▶ [DIRECTIONS] Starting with the line that contains "Read this page and output its text content.", write out each line through the end of the listing, unchanged. Output nothing else.

- - - - - - -

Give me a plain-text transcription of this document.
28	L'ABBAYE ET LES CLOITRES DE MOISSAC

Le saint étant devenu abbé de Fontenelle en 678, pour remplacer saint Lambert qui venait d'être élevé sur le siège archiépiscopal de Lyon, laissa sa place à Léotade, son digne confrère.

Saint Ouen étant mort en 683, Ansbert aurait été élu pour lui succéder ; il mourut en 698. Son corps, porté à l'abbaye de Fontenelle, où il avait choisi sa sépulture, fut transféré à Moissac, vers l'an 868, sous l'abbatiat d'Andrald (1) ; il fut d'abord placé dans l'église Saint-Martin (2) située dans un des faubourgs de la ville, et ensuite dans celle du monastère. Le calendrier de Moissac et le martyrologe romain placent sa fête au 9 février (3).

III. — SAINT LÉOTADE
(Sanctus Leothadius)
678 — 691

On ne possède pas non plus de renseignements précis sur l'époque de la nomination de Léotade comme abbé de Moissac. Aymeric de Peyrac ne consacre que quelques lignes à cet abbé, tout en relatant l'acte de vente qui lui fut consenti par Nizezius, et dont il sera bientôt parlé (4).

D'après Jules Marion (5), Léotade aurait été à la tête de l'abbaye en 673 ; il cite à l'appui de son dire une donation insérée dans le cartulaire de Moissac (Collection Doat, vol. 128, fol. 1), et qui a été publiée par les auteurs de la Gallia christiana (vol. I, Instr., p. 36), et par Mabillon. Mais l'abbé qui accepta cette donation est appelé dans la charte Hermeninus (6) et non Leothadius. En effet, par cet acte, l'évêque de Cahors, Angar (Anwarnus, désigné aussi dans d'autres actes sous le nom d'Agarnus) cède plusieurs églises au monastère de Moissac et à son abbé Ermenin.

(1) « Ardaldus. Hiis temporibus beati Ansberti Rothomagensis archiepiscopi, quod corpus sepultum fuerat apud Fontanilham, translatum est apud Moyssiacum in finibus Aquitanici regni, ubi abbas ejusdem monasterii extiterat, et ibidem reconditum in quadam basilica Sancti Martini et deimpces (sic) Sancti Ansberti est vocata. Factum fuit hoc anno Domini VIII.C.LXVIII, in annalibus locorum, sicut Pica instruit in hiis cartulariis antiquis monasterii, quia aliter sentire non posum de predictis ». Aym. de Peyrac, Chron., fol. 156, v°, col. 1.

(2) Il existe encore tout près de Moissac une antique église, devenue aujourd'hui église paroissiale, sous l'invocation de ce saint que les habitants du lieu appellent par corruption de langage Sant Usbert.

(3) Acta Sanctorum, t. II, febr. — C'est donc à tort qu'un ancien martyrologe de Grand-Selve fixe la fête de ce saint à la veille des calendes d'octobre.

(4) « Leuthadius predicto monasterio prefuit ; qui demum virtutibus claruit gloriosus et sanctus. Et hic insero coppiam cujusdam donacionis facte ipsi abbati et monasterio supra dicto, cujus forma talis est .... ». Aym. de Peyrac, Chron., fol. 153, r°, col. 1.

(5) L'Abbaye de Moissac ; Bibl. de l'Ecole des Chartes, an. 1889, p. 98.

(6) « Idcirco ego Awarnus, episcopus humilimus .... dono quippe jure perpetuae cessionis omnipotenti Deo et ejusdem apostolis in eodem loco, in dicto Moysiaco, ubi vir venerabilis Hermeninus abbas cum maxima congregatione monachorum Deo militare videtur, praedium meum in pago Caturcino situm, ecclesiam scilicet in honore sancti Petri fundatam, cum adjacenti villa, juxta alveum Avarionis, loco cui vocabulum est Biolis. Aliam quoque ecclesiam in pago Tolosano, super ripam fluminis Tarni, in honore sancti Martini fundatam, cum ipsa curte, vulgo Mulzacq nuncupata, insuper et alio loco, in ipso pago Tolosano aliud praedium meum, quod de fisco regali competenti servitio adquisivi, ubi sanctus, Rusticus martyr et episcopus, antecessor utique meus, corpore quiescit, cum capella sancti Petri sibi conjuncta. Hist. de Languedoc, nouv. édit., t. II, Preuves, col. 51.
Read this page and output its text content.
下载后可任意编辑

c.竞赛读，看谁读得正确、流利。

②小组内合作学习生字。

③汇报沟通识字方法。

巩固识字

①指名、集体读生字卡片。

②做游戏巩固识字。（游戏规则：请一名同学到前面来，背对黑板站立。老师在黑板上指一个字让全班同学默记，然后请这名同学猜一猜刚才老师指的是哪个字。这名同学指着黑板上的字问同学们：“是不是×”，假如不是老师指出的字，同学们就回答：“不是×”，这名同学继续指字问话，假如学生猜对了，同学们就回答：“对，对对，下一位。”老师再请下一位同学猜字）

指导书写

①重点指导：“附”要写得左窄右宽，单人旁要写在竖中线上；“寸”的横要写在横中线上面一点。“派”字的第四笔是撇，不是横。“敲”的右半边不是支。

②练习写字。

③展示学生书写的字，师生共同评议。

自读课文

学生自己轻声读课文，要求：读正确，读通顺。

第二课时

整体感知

- - - - - - -

▶ [WRITTEN ANSWER]
Read this page and output its text content.
下载后可任意编辑

c.竞赛读，看谁读得正确、流利。

②小组内合作学习生字。

③汇报沟通识字方法。

巩固识字

①指名、集体读生字卡片。

②做游戏巩固识字。（游戏规则：请一名同学到前面来，背对黑板站立。老师在黑板上指一个字让全班同学默记，然后请这名同学猜一猜刚才老师指的是哪个字。这名同学指着黑板上的字问同学们：“是不是×”，假如不是老师指出的字，同学们就回答：“不是×”，这名同学继续指字问话，假如学生猜对了，同学们就回答：“对，对对，下一位。”老师再请下一位同学猜字）

指导书写

①重点指导：“附”要写得左窄右宽，单人旁要写在竖中线上；“寸”的横要写在横中线上面一点。“派”字的第四笔是撇，不是横。“敲”的右半边不是支。

②练习写字。

③展示学生书写的字，师生共同评议。

自读课文

学生自己轻声读课文，要求：读正确，读通顺。

第二课时

整体感知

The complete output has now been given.